## BEGIN Given records

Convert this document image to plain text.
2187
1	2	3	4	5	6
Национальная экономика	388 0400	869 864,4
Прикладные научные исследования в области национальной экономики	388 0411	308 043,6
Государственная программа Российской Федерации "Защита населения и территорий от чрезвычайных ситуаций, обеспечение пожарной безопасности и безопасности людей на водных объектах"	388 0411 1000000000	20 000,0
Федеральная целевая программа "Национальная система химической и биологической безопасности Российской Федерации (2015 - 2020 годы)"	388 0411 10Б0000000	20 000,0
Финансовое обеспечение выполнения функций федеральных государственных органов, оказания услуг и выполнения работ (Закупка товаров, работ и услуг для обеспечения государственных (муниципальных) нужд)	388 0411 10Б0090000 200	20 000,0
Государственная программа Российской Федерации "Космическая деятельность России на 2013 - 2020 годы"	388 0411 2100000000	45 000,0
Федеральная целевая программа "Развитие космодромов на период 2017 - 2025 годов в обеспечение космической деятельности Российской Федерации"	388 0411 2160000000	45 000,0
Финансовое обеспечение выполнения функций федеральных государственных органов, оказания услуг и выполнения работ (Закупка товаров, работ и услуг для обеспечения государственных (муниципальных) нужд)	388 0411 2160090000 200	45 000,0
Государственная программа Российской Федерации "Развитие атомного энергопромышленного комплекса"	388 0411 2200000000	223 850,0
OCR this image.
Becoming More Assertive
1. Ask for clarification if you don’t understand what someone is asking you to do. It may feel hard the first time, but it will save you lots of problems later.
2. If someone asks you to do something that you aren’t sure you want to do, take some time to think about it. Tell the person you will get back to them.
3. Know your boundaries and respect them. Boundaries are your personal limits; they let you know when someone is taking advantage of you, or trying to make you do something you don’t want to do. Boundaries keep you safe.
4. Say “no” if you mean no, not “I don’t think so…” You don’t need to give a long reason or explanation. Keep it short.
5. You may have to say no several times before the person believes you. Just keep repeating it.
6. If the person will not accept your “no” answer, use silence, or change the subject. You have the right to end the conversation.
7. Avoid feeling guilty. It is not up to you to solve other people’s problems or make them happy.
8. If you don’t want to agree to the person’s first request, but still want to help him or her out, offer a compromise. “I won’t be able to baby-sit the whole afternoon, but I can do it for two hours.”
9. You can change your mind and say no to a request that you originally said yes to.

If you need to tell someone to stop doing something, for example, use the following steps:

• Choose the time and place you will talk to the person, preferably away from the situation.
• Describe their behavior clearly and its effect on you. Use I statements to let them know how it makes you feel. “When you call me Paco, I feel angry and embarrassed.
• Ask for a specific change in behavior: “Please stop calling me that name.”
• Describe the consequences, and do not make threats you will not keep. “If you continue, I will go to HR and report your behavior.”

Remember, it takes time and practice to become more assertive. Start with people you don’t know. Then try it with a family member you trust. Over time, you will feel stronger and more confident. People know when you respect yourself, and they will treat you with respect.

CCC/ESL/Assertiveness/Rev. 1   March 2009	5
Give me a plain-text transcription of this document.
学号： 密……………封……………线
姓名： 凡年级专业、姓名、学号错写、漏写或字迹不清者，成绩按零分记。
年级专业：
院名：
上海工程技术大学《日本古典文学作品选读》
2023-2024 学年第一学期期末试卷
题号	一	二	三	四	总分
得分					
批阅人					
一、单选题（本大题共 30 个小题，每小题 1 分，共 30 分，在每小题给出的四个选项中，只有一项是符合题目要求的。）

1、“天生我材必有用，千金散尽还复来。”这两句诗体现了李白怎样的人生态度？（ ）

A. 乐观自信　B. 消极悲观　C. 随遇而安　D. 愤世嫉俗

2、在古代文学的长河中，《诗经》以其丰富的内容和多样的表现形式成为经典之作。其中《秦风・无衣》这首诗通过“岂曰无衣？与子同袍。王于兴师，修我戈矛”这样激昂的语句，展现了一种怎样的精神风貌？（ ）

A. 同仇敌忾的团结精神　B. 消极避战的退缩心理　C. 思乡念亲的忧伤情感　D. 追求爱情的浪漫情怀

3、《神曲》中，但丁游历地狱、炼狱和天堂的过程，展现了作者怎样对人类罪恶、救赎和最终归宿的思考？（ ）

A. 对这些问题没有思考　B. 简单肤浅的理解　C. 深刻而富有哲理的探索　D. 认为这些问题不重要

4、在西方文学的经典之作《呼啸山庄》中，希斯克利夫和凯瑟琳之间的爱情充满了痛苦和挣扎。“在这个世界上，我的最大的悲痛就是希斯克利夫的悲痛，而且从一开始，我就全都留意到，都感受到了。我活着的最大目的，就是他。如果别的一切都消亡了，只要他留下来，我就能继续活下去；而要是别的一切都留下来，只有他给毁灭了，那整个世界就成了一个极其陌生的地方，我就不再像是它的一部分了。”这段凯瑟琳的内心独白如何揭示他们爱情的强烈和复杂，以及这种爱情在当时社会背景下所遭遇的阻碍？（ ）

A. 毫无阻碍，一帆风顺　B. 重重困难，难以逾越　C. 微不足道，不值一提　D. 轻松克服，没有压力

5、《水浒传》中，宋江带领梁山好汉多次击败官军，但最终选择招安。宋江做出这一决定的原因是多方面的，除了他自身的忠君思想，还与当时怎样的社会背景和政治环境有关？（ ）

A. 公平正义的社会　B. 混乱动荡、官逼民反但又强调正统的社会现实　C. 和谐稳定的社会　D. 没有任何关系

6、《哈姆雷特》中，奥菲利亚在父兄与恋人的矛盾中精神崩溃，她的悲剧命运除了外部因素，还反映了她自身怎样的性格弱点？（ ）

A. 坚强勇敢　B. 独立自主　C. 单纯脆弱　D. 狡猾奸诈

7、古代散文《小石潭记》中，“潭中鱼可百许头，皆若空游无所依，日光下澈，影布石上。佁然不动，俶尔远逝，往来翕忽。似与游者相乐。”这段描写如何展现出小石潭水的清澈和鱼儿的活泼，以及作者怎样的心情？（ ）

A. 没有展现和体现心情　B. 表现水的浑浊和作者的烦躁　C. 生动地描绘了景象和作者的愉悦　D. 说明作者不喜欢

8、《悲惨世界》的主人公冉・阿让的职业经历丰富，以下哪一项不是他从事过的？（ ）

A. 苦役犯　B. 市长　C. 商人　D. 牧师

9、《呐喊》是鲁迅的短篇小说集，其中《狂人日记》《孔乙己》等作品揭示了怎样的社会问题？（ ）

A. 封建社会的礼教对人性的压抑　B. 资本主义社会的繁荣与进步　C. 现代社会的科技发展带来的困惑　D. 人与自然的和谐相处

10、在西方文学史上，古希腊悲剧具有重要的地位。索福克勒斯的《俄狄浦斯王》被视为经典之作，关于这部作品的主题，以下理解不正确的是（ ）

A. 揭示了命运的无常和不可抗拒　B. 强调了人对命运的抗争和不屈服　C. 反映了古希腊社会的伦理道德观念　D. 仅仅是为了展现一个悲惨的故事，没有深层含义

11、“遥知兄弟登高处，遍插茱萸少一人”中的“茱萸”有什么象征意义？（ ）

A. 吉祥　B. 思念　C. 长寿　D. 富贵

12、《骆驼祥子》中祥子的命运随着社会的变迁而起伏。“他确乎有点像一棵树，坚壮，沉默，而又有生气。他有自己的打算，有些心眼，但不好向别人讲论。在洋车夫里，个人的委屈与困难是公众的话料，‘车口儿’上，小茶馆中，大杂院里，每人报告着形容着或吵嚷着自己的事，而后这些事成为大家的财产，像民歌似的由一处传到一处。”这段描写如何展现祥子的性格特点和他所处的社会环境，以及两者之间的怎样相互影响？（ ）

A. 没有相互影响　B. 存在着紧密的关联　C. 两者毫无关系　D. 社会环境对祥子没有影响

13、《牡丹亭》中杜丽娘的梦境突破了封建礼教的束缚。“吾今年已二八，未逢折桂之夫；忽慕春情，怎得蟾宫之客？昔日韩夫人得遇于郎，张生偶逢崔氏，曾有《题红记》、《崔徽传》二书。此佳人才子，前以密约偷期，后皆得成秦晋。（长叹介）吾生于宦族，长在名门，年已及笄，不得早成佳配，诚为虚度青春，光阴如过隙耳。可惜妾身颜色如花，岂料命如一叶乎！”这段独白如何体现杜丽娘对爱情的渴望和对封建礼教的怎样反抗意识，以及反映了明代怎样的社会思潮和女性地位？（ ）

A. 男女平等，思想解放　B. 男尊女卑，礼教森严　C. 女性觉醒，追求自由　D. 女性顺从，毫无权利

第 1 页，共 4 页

## END Given records

Task details: Search the material above for "муниципальных". Pull out each line where it shows up.

Exercise solution:
Финансовое обеспечение выполнения функций федеральных государственных органов, оказания услуг и выполнения работ (Закупка товаров, работ и услуг для обеспечения государственных (муниципальных) нужд)	388 0411 10Б0090000 200	20 000,0
Финансовое обеспечение выполнения функций федеральных государственных органов, оказания услуг и выполнения работ (Закупка товаров, работ и услуг для обеспечения государственных (муниципальных) нужд)	388 0411 2160090000 200	45 000,0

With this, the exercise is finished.